- [Required task]: Report every line from the material that contains the word "text".

- [The data]:
★ ★ ★ ★
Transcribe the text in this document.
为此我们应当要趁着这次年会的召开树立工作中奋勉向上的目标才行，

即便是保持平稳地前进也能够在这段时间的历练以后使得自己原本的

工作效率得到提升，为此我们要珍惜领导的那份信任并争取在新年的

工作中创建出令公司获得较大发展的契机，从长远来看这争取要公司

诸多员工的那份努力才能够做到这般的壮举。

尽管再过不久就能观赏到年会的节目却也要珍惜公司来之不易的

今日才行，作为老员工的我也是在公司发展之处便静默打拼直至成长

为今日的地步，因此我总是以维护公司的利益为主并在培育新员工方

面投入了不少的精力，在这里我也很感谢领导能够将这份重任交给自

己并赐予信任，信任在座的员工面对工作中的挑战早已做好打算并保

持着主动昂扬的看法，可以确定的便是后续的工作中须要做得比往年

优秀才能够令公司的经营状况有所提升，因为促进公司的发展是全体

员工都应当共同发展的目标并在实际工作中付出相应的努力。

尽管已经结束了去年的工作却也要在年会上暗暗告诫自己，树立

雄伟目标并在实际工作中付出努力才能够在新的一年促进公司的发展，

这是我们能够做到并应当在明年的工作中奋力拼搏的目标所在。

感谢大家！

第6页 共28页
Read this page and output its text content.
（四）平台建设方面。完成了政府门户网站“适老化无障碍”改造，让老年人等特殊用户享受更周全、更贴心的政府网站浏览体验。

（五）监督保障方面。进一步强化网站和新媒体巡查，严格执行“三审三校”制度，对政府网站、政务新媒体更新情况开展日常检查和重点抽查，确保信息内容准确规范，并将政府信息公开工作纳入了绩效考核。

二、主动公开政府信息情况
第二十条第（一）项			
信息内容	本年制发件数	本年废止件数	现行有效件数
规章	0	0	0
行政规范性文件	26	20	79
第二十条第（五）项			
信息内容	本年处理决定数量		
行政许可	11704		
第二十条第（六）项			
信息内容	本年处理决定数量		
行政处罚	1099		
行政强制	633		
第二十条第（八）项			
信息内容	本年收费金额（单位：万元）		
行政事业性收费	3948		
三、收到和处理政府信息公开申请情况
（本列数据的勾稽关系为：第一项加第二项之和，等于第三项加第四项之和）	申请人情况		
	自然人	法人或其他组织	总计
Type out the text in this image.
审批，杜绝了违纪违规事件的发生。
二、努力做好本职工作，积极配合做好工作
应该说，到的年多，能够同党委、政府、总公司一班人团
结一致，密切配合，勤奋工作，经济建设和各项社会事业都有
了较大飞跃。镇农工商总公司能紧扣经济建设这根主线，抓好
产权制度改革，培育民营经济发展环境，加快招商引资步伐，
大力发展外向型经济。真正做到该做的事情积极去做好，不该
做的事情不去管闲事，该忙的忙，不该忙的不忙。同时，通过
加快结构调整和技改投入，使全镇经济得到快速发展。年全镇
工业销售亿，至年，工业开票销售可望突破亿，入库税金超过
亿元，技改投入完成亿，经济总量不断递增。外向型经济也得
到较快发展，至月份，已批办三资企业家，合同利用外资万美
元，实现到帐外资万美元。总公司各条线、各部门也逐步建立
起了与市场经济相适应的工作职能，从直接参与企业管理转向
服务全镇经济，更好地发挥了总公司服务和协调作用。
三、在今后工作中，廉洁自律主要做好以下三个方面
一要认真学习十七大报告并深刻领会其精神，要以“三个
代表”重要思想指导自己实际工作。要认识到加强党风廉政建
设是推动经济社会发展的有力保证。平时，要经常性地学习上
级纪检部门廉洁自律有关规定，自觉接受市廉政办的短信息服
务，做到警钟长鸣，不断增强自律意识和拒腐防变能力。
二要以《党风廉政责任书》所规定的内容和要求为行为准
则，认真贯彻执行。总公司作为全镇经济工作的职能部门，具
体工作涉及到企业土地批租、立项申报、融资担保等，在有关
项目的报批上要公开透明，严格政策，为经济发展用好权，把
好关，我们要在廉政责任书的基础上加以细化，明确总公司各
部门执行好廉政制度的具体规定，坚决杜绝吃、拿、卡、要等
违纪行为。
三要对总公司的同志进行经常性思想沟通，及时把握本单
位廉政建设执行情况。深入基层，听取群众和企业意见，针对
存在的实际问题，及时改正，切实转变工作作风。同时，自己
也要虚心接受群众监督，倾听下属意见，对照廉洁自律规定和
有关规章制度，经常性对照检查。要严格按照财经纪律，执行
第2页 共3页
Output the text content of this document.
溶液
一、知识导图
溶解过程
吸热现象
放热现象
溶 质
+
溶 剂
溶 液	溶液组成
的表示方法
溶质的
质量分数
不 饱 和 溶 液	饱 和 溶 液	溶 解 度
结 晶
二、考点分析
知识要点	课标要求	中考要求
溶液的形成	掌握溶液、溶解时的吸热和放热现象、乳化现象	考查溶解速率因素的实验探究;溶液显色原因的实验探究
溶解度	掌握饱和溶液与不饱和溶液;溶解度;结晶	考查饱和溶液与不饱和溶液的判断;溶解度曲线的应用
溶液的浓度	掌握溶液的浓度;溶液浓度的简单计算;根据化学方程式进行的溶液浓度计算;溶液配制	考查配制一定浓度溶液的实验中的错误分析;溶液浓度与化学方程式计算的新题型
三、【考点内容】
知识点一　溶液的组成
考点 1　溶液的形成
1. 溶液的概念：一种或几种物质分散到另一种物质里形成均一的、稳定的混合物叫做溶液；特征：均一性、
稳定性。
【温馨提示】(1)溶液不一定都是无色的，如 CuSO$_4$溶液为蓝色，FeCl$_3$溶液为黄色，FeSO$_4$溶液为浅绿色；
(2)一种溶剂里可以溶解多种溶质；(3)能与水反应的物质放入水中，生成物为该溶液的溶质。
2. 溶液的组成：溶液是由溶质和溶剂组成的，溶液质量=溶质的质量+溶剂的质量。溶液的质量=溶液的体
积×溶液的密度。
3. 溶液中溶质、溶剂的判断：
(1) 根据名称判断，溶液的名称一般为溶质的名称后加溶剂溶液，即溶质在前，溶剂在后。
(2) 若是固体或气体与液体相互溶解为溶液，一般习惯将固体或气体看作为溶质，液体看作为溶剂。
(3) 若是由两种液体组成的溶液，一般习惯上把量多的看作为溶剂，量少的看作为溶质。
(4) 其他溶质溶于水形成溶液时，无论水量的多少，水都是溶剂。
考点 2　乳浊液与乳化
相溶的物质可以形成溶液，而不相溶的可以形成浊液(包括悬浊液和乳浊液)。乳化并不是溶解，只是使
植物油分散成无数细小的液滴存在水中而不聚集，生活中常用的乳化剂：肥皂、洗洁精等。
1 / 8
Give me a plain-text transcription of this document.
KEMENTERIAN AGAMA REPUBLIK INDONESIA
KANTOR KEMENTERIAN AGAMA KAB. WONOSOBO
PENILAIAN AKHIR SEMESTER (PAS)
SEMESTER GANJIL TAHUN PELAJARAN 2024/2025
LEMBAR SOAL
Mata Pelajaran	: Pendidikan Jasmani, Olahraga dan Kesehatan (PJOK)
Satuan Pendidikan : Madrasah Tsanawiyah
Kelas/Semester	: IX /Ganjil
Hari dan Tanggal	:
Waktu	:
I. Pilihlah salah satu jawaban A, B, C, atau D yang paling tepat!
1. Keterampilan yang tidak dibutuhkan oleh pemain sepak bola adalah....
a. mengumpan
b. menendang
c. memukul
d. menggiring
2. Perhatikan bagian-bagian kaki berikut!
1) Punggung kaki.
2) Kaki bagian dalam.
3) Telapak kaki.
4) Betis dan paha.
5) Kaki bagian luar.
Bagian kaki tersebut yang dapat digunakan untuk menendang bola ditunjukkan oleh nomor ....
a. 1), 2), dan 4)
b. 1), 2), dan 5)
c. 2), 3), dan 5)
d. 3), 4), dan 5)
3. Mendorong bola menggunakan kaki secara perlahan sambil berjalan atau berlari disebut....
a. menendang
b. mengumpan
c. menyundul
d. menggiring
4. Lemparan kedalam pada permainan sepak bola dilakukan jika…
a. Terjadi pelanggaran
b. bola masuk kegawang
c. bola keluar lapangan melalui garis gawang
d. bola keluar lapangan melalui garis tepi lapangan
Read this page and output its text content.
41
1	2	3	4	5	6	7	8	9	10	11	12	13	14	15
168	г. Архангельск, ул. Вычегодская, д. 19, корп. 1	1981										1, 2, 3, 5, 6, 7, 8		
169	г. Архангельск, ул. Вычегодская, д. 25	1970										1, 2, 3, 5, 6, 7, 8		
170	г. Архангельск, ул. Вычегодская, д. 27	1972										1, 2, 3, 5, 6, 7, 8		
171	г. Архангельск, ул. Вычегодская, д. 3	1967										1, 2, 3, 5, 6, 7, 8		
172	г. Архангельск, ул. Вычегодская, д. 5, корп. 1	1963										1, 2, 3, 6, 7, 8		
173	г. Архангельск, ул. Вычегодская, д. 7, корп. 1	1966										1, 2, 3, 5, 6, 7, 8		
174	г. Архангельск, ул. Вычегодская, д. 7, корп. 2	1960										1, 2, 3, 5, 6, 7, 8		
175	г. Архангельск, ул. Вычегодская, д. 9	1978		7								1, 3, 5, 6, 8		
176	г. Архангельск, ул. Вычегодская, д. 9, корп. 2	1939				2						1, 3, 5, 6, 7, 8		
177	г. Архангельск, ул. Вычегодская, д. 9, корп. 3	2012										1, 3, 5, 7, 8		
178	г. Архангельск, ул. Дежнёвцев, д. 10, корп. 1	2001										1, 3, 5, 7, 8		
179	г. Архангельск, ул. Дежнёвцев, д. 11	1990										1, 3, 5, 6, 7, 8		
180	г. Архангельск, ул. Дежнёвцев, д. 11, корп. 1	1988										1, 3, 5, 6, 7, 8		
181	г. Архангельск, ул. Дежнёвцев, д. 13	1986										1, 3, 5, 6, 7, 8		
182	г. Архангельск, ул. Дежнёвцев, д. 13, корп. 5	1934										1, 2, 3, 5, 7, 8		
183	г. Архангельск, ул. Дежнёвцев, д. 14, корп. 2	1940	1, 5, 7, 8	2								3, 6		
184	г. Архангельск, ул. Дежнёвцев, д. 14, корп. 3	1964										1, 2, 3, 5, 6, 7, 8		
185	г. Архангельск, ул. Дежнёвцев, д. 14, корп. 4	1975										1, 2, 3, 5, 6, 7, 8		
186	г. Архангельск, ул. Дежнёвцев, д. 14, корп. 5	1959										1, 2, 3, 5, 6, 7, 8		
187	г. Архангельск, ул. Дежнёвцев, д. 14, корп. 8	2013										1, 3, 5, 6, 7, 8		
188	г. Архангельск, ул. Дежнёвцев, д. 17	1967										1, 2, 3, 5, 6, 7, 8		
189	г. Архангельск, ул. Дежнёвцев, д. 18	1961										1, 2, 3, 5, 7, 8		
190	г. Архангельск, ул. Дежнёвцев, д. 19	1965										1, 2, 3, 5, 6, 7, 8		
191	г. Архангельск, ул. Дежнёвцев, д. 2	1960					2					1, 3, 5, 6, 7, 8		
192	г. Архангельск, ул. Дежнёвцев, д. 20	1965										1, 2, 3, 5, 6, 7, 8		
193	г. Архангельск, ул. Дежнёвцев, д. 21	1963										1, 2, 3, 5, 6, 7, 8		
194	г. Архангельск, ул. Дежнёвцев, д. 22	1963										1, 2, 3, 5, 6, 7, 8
★ ★ ★ ★
- [Result of this task]:
Transcribe the text in this document.
Read this page and output its text content.
Type out the text in this image.
Output the text content of this document.
Give me a plain-text transcription of this document.
Read this page and output its text content.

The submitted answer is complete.